◆ REQUIREMENT ◆
Copy the records word for word, from their start through the line containing "transfer-icon[interactable]: ⇄ [632, 48, 653, 72]".

◆ STORED DATA ◆
+ + +

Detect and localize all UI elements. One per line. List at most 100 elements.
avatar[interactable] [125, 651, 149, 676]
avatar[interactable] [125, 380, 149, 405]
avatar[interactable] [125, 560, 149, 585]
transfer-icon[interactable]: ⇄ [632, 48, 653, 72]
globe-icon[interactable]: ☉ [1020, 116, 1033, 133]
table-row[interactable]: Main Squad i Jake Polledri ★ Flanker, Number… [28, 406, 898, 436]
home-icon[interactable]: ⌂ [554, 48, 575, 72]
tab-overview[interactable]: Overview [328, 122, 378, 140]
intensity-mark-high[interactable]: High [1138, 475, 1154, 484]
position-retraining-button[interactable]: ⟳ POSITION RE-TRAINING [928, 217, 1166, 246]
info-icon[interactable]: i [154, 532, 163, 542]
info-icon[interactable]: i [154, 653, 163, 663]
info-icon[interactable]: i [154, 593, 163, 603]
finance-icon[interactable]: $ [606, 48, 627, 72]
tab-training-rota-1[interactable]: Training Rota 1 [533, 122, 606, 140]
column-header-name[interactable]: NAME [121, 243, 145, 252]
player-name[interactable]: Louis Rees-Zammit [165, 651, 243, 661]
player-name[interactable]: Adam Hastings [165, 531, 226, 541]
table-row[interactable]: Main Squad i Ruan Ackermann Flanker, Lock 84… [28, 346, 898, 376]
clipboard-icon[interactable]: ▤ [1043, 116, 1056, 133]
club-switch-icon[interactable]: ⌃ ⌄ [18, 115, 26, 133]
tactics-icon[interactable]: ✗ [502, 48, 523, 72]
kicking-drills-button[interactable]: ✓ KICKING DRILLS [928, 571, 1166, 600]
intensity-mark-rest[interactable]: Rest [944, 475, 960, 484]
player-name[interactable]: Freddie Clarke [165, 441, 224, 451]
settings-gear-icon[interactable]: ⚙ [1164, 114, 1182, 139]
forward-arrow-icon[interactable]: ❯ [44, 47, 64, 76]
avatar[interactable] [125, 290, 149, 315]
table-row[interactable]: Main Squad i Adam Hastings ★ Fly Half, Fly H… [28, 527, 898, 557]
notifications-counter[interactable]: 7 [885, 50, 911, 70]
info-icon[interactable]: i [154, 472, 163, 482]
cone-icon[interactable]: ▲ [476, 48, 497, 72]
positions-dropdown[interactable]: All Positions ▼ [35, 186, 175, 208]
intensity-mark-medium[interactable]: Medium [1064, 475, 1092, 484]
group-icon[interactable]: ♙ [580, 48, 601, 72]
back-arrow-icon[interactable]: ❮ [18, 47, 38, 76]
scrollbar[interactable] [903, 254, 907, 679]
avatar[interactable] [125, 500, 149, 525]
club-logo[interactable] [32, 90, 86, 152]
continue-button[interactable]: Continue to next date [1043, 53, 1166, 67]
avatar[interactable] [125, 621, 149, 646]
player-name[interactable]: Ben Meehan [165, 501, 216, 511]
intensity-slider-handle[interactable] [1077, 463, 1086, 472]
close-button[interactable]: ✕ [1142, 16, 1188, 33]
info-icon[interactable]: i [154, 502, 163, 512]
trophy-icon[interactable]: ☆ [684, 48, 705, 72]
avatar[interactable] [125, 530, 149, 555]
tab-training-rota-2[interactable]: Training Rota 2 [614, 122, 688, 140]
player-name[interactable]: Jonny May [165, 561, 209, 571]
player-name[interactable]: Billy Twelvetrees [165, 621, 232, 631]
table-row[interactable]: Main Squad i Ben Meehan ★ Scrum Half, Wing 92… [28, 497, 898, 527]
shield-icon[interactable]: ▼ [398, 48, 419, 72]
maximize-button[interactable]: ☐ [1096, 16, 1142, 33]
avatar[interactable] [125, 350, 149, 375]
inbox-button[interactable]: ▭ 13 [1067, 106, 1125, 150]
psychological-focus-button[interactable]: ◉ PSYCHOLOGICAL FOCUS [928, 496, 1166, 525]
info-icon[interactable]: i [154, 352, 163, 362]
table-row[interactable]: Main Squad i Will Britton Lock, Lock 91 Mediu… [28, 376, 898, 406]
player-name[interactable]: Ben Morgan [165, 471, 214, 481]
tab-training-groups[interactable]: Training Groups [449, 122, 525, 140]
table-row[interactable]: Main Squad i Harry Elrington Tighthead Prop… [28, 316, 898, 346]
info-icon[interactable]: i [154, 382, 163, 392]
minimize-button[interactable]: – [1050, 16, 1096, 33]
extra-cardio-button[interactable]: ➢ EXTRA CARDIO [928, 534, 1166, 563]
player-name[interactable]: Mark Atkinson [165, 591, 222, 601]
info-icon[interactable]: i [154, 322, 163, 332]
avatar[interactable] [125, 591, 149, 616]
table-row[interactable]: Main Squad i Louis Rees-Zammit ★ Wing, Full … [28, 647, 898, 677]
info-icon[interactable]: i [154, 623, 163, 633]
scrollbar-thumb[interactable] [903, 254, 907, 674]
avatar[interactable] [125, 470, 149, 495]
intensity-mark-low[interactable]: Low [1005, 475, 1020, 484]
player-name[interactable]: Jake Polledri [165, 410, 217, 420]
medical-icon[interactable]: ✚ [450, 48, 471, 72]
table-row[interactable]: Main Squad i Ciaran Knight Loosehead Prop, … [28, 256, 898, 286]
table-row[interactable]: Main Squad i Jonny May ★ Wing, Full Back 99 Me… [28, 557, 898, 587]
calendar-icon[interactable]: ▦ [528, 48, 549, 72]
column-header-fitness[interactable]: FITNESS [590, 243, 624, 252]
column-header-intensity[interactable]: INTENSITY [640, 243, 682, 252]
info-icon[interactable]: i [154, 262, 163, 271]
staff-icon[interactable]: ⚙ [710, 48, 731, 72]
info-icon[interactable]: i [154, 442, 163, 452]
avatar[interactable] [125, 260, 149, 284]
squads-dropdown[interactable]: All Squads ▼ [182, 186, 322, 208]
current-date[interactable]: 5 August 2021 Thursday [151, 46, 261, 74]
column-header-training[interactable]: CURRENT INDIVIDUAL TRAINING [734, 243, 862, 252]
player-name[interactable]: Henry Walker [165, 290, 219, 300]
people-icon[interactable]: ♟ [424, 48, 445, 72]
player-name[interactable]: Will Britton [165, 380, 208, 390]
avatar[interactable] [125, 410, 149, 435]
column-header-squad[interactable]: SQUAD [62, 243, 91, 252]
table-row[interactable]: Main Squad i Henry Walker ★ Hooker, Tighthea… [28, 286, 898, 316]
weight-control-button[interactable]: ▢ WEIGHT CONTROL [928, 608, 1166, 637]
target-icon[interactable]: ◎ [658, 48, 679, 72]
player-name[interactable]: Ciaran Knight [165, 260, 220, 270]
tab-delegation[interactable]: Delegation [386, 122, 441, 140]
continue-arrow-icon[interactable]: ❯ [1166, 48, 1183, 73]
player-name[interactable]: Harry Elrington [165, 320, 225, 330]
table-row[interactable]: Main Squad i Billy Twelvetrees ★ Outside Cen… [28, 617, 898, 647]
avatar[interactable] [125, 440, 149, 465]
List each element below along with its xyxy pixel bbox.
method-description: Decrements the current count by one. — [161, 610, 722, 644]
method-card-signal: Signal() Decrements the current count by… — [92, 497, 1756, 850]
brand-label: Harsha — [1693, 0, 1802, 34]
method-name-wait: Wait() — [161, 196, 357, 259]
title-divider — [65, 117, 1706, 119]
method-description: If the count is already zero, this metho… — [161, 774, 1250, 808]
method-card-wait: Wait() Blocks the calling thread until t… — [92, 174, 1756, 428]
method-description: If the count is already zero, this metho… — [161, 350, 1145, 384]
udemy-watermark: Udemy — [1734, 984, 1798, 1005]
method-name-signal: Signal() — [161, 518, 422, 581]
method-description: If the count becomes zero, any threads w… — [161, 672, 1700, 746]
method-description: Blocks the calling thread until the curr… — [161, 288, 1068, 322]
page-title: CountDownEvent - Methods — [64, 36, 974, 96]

+ + +

◆ EXERCISE RESPONSE ◆
Detect and localize all UI elements. One per line. List at most 100 elements.
avatar[interactable] [125, 651, 149, 676]
avatar[interactable] [125, 380, 149, 405]
avatar[interactable] [125, 560, 149, 585]
transfer-icon[interactable]: ⇄ [632, 48, 653, 72]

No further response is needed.